__Problem details__:
For each line of the data below that holds "text", copy the line.
----
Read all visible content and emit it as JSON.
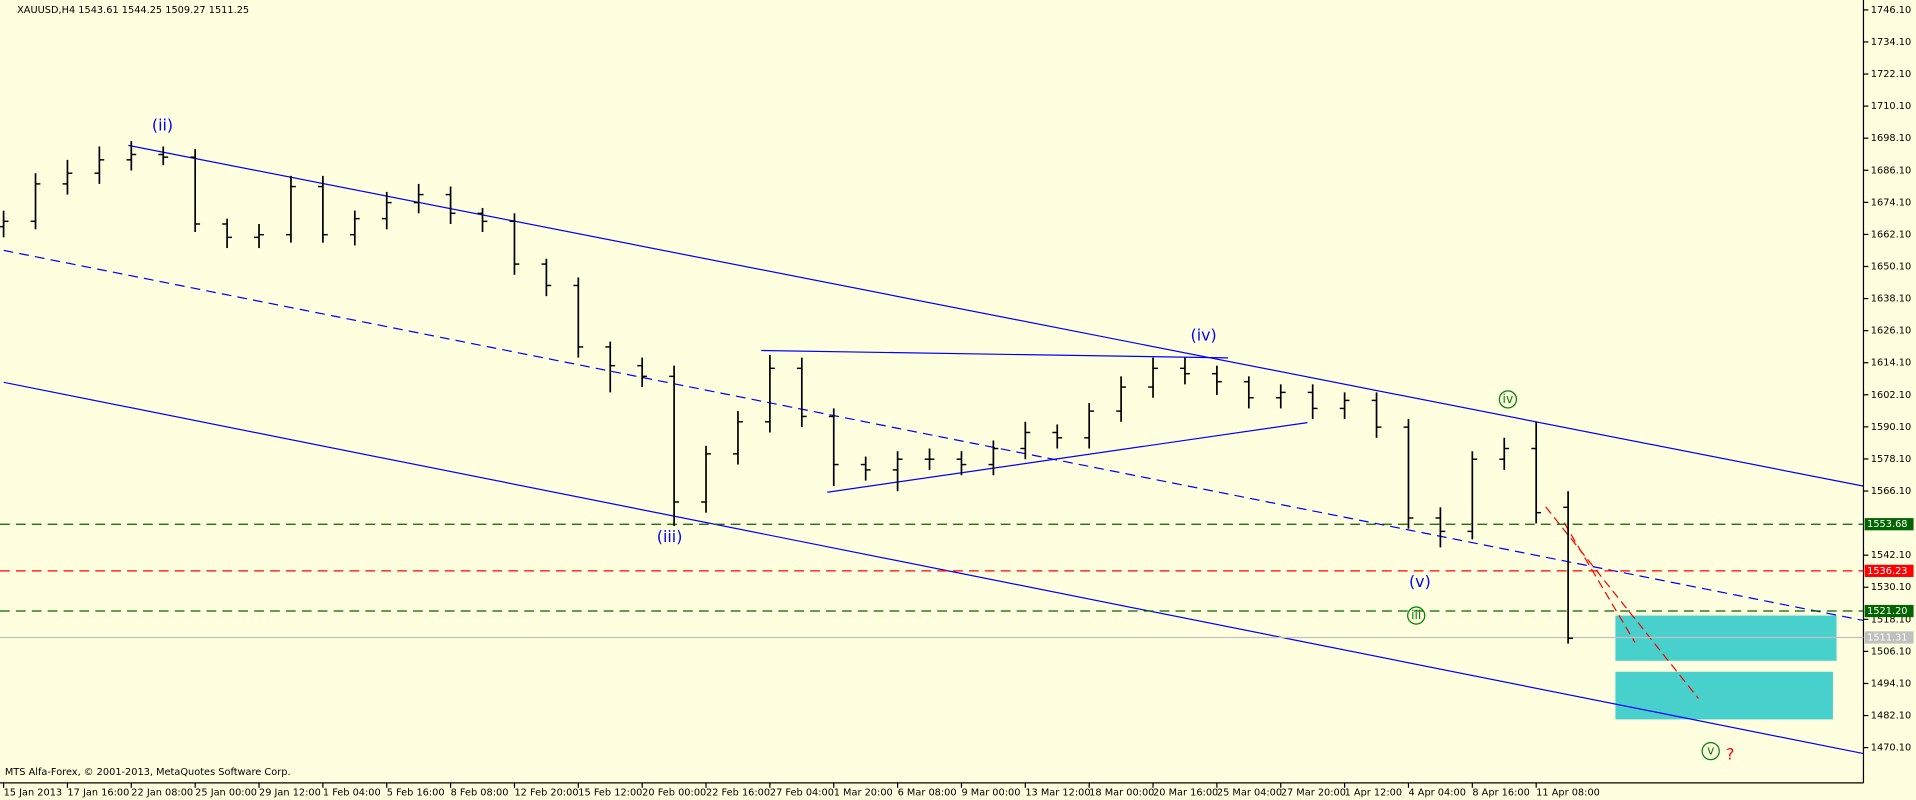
{
  "chart_data": {
    "type": "ohlc",
    "title": "XAUUSD,H4  1543.61 1544.25 1509.27 1511.25",
    "credit": "MTS Alfa-Forex, © 2001-2013, MetaQuotes Software Corp.",
    "color": "#000000",
    "x": [
      0,
      8,
      16,
      24,
      32,
      40,
      48,
      56,
      64,
      72,
      80,
      88,
      96,
      104,
      112,
      120,
      128,
      136,
      144,
      152,
      160,
      168,
      176,
      184,
      192,
      200,
      208,
      216,
      224,
      232,
      240,
      248,
      256,
      264,
      272,
      280,
      288,
      296,
      304,
      312,
      320,
      328,
      336,
      344,
      352,
      360,
      368,
      376,
      384,
      392
    ],
    "open": [
      1665,
      1667,
      1681,
      1685,
      1690,
      1692,
      1691,
      1666,
      1661,
      1662,
      1680,
      1662,
      1668,
      1674,
      1677,
      1670,
      1667,
      1651,
      1643,
      1620,
      1613,
      1609,
      1562,
      1580,
      1592,
      1612,
      1594,
      1576,
      1574,
      1578,
      1578,
      1576,
      1582,
      1588,
      1586,
      1596,
      1605,
      1612,
      1610,
      1607,
      1601,
      1603,
      1597,
      1600,
      1590,
      1556,
      1551,
      1578,
      1582,
      1560
    ],
    "high": [
      1671,
      1685,
      1690,
      1695,
      1697,
      1695,
      1694,
      1668,
      1666,
      1684,
      1684,
      1671,
      1678,
      1681,
      1680,
      1672,
      1670,
      1653,
      1646,
      1622,
      1616,
      1613,
      1583,
      1596,
      1617,
      1616,
      1597,
      1579,
      1581,
      1582,
      1581,
      1585,
      1592,
      1591,
      1599,
      1609,
      1616,
      1616,
      1613,
      1609,
      1606,
      1606,
      1603,
      1603,
      1593,
      1560,
      1581,
      1586,
      1592,
      1566
    ],
    "low": [
      1661,
      1664,
      1677,
      1681,
      1686,
      1688,
      1663,
      1657,
      1657,
      1659,
      1659,
      1658,
      1664,
      1670,
      1666,
      1663,
      1647,
      1639,
      1616,
      1603,
      1605,
      1553,
      1558,
      1576,
      1588,
      1590,
      1568,
      1570,
      1566,
      1574,
      1572,
      1572,
      1578,
      1582,
      1582,
      1592,
      1601,
      1606,
      1602,
      1597,
      1597,
      1593,
      1593,
      1586,
      1552,
      1545,
      1548,
      1574,
      1554,
      1509
    ],
    "close": [
      1667,
      1681,
      1685,
      1690,
      1692,
      1691,
      1666,
      1661,
      1662,
      1680,
      1662,
      1668,
      1674,
      1677,
      1670,
      1667,
      1651,
      1643,
      1620,
      1613,
      1609,
      1562,
      1580,
      1592,
      1612,
      1594,
      1576,
      1574,
      1578,
      1578,
      1576,
      1582,
      1588,
      1586,
      1596,
      1605,
      1612,
      1610,
      1607,
      1601,
      1603,
      1597,
      1600,
      1590,
      1556,
      1551,
      1578,
      1582,
      1558,
      1511
    ],
    "xlim": [
      -0.9,
      466
    ],
    "xticks": [
      {
        "value": 0,
        "label": "15 Jan 2013"
      },
      {
        "value": 16,
        "label": "17 Jan 16:00"
      },
      {
        "value": 32,
        "label": "22 Jan 08:00"
      },
      {
        "value": 48,
        "label": "25 Jan 00:00"
      },
      {
        "value": 64,
        "label": "29 Jan 12:00"
      },
      {
        "value": 80,
        "label": "1 Feb 04:00"
      },
      {
        "value": 96,
        "label": "5 Feb 16:00"
      },
      {
        "value": 112,
        "label": "8 Feb 08:00"
      },
      {
        "value": 128,
        "label": "12 Feb 20:00"
      },
      {
        "value": 144,
        "label": "15 Feb 12:00"
      },
      {
        "value": 160,
        "label": "20 Feb 00:00"
      },
      {
        "value": 176,
        "label": "22 Feb 16:00"
      },
      {
        "value": 192,
        "label": "27 Feb 04:00"
      },
      {
        "value": 208,
        "label": "1 Mar 20:00"
      },
      {
        "value": 224,
        "label": "6 Mar 08:00"
      },
      {
        "value": 240,
        "label": "9 Mar 00:00"
      },
      {
        "value": 256,
        "label": "13 Mar 12:00"
      },
      {
        "value": 272,
        "label": "18 Mar 00:00"
      },
      {
        "value": 288,
        "label": "20 Mar 16:00"
      },
      {
        "value": 304,
        "label": "25 Mar 04:00"
      },
      {
        "value": 320,
        "label": "27 Mar 20:00"
      },
      {
        "value": 336,
        "label": "1 Apr 12:00"
      },
      {
        "value": 352,
        "label": "4 Apr 04:00"
      },
      {
        "value": 368,
        "label": "8 Apr 16:00"
      },
      {
        "value": 384,
        "label": "11 Apr 08:00"
      }
    ],
    "ylim": [
      1456.9,
      1749.8
    ],
    "yticks": [
      {
        "value": 1746.1,
        "label": "1746.10"
      },
      {
        "value": 1734.1,
        "label": "1734.10"
      },
      {
        "value": 1722.1,
        "label": "1722.10"
      },
      {
        "value": 1710.1,
        "label": "1710.10"
      },
      {
        "value": 1698.1,
        "label": "1698.10"
      },
      {
        "value": 1686.1,
        "label": "1686.10"
      },
      {
        "value": 1674.1,
        "label": "1674.10"
      },
      {
        "value": 1662.1,
        "label": "1662.10"
      },
      {
        "value": 1650.1,
        "label": "1650.10"
      },
      {
        "value": 1638.1,
        "label": "1638.10"
      },
      {
        "value": 1626.1,
        "label": "1626.10"
      },
      {
        "value": 1614.1,
        "label": "1614.10"
      },
      {
        "value": 1602.1,
        "label": "1602.10"
      },
      {
        "value": 1590.1,
        "label": "1590.10"
      },
      {
        "value": 1578.1,
        "label": "1578.10"
      },
      {
        "value": 1566.1,
        "label": "1566.10"
      },
      {
        "value": 1542.1,
        "label": "1542.10"
      },
      {
        "value": 1530.1,
        "label": "1530.10"
      },
      {
        "value": 1518.1,
        "label": "1518.10"
      },
      {
        "value": 1506.1,
        "label": "1506.10"
      },
      {
        "value": 1494.1,
        "label": "1494.10"
      },
      {
        "value": 1482.1,
        "label": "1482.10"
      },
      {
        "value": 1470.1,
        "label": "1470.10"
      }
    ],
    "levels": [
      {
        "value": 1553.68,
        "color": "#006400",
        "dashed": true
      },
      {
        "value": 1536.23,
        "color": "#ff0000",
        "dashed": true
      },
      {
        "value": 1521.2,
        "label": "1521.20",
        "color": "#006400",
        "dashed": true
      },
      {
        "value": 1511.31,
        "color": "#c0c0c0",
        "dashed": false
      }
    ],
    "annotations": [
      {
        "text": "(ii)",
        "color": "#0000ff"
      },
      {
        "text": "(iii)",
        "color": "#0000ff"
      },
      {
        "text": "(iv)",
        "color": "#0000ff"
      },
      {
        "text": "(v)",
        "color": "#0000ff"
      },
      {
        "text": "iii",
        "color": "#008000"
      },
      {
        "text": "iv",
        "color": "#008000"
      },
      {
        "text": "v",
        "color": "#008000"
      },
      {
        "text": "?",
        "color": "#ff0000"
      }
    ]
  }
}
----
__Reply__:
        "text": "(ii)",
        "text": "(iii)",
        "text": "(iv)",
        "text": "(v)",
        "text": "iii",
        "text": "iv",
        "text": "v",
        "text": "?",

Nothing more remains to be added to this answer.